>> BEGIN

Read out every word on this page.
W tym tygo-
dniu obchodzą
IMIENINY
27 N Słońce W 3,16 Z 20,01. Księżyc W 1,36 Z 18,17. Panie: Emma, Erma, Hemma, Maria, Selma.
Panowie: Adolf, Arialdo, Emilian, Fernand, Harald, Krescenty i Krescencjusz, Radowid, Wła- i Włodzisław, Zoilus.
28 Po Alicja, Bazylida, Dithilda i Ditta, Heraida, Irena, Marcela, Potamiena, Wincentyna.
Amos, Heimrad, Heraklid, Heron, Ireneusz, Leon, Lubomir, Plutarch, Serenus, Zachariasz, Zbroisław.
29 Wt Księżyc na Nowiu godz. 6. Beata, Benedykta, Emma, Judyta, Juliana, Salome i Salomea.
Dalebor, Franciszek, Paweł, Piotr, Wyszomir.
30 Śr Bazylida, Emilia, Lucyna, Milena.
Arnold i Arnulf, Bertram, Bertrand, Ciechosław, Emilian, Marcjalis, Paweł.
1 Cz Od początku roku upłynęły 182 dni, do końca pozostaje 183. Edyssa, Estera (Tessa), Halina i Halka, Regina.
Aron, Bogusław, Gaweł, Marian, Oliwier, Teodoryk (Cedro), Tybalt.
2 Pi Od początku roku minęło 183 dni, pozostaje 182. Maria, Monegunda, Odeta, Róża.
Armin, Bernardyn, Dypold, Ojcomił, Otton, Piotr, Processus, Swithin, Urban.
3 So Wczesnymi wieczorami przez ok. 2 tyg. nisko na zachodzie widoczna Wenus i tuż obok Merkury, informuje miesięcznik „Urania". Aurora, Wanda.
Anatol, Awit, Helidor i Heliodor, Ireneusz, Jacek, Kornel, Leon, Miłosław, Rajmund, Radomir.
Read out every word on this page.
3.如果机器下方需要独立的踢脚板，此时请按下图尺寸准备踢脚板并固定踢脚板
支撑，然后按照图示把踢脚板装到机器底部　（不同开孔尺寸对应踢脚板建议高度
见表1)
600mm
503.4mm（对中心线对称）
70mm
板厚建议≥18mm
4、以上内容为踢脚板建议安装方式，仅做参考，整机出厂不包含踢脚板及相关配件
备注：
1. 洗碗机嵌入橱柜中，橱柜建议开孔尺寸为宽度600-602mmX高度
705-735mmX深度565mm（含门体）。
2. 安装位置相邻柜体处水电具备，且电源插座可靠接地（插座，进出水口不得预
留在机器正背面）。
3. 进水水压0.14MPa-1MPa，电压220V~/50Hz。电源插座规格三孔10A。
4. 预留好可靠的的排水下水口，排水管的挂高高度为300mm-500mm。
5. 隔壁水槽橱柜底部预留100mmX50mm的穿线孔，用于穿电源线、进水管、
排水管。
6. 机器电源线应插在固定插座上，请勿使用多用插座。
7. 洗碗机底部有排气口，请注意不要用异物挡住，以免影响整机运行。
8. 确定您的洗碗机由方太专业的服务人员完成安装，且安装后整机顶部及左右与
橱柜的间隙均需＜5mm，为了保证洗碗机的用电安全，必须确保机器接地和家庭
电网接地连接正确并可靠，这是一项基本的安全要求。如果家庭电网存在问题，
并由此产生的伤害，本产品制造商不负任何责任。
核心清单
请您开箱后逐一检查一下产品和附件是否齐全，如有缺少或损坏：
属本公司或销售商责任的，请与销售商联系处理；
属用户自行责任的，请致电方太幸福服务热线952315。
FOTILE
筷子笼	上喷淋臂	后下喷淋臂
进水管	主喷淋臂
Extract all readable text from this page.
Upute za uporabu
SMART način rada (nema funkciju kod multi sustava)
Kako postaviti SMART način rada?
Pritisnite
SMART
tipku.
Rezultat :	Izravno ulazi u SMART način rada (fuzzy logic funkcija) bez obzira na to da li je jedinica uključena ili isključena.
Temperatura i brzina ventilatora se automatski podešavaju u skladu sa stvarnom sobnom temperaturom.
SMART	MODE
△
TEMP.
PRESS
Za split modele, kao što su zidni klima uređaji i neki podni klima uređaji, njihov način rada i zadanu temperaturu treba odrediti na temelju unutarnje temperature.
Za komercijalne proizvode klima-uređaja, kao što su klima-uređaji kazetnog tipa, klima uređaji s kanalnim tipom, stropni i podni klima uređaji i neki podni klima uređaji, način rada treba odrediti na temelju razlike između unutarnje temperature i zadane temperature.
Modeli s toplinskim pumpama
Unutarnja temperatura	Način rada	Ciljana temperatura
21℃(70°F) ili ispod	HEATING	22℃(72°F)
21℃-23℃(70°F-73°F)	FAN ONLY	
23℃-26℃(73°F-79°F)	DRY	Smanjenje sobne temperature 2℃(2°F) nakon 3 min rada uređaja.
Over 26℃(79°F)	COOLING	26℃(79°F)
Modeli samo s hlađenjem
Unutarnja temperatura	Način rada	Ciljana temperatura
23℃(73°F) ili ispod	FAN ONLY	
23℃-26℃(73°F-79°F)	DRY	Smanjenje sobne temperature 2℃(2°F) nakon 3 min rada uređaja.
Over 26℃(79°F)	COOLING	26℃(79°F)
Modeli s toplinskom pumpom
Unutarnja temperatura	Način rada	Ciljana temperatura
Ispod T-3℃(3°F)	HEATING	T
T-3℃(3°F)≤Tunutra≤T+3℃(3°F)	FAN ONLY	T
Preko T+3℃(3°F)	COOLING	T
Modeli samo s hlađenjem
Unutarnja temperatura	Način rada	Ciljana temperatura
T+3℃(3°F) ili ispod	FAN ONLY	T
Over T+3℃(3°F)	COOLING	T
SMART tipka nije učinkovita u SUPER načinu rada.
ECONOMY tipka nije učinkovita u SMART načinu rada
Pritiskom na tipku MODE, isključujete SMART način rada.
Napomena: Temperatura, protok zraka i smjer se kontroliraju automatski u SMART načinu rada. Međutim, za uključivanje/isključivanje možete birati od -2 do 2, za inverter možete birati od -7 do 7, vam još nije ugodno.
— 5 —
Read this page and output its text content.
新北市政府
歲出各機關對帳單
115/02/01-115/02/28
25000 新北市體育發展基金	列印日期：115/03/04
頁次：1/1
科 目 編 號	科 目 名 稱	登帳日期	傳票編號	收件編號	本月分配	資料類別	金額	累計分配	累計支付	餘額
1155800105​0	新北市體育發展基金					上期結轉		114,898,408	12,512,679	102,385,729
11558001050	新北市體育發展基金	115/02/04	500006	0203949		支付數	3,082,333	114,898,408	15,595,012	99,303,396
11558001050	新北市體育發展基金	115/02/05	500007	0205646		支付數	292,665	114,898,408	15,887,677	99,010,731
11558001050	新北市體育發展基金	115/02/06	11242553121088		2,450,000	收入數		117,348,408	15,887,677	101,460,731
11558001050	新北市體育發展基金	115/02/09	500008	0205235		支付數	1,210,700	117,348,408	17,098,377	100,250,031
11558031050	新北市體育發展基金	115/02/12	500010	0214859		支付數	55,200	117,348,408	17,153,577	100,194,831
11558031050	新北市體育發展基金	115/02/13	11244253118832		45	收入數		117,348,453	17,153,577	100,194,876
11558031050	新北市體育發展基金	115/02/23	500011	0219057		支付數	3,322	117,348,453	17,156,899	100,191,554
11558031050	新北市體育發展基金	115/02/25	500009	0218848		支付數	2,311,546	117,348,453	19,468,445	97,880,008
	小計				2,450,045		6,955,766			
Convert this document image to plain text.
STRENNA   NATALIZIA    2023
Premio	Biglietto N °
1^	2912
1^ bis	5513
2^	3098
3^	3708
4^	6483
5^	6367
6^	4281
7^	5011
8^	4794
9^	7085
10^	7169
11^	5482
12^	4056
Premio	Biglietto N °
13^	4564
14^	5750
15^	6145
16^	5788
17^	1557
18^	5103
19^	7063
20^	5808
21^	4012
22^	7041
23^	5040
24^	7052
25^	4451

>> END

Report each line in the preceding entries that holds the string "ONLY".

■ **SOLUTION FOR THIS TASK**
21℃-23℃(70°F-73°F)	FAN ONLY	
23℃(73°F) ili ispod	FAN ONLY	
T-3℃(3°F)≤Tunutra≤T+3℃(3°F)	FAN ONLY	T
T+3℃(3°F) ili ispod	FAN ONLY	T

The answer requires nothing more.